╔══
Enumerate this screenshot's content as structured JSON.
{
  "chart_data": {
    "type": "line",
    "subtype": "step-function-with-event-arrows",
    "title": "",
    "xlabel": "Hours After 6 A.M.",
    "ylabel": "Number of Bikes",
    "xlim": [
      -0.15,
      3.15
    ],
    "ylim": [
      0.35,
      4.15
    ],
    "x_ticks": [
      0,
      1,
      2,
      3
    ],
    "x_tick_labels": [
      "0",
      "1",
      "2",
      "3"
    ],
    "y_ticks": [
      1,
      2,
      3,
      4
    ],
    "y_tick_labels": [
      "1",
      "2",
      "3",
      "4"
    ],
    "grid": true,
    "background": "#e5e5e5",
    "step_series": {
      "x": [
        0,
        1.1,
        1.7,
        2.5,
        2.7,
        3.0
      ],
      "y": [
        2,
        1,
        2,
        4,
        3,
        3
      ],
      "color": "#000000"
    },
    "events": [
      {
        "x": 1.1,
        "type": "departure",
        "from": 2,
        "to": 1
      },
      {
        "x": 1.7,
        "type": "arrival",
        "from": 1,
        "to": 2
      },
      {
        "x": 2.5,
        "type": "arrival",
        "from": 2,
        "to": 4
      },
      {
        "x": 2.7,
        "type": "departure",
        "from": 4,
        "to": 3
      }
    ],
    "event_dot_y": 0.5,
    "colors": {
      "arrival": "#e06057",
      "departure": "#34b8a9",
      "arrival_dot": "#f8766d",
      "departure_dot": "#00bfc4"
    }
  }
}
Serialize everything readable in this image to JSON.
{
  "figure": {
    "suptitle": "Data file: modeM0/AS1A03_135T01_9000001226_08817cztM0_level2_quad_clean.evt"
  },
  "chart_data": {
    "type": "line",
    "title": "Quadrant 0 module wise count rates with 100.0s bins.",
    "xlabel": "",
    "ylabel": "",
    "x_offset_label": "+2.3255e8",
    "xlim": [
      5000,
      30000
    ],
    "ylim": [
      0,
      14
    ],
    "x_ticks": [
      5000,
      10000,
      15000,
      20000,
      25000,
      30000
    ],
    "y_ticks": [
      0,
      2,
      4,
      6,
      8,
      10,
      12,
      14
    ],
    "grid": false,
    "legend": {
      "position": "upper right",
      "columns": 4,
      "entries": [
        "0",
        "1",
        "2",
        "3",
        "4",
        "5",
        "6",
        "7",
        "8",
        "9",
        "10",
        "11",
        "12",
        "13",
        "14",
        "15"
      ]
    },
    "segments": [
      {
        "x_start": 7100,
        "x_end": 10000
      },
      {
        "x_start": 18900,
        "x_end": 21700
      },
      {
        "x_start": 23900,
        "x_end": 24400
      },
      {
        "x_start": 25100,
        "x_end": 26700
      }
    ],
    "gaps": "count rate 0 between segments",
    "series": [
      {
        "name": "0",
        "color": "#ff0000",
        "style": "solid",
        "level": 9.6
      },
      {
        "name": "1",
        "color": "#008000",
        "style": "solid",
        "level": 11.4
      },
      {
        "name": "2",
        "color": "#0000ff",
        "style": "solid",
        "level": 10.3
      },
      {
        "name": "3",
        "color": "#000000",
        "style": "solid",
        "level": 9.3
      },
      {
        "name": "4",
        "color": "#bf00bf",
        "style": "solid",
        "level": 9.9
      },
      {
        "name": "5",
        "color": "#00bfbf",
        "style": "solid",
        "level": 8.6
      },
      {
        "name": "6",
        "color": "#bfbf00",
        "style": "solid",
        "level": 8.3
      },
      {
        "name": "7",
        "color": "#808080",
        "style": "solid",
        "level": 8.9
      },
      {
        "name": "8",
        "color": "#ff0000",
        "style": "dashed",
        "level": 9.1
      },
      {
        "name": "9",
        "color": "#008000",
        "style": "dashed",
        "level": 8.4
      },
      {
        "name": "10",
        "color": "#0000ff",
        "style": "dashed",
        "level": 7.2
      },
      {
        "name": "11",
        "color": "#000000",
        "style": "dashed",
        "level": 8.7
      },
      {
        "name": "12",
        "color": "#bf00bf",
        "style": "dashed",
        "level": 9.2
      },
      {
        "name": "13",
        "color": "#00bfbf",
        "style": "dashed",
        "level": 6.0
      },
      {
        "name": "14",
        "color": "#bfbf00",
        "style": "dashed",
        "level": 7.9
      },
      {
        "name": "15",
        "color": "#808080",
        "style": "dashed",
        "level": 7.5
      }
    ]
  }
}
╚══
Work instructions
Which lines hold the string "segments"? Copy all of them from the data above.

Written solution
    "segments": [
    "gaps": "count rate 0 between segments",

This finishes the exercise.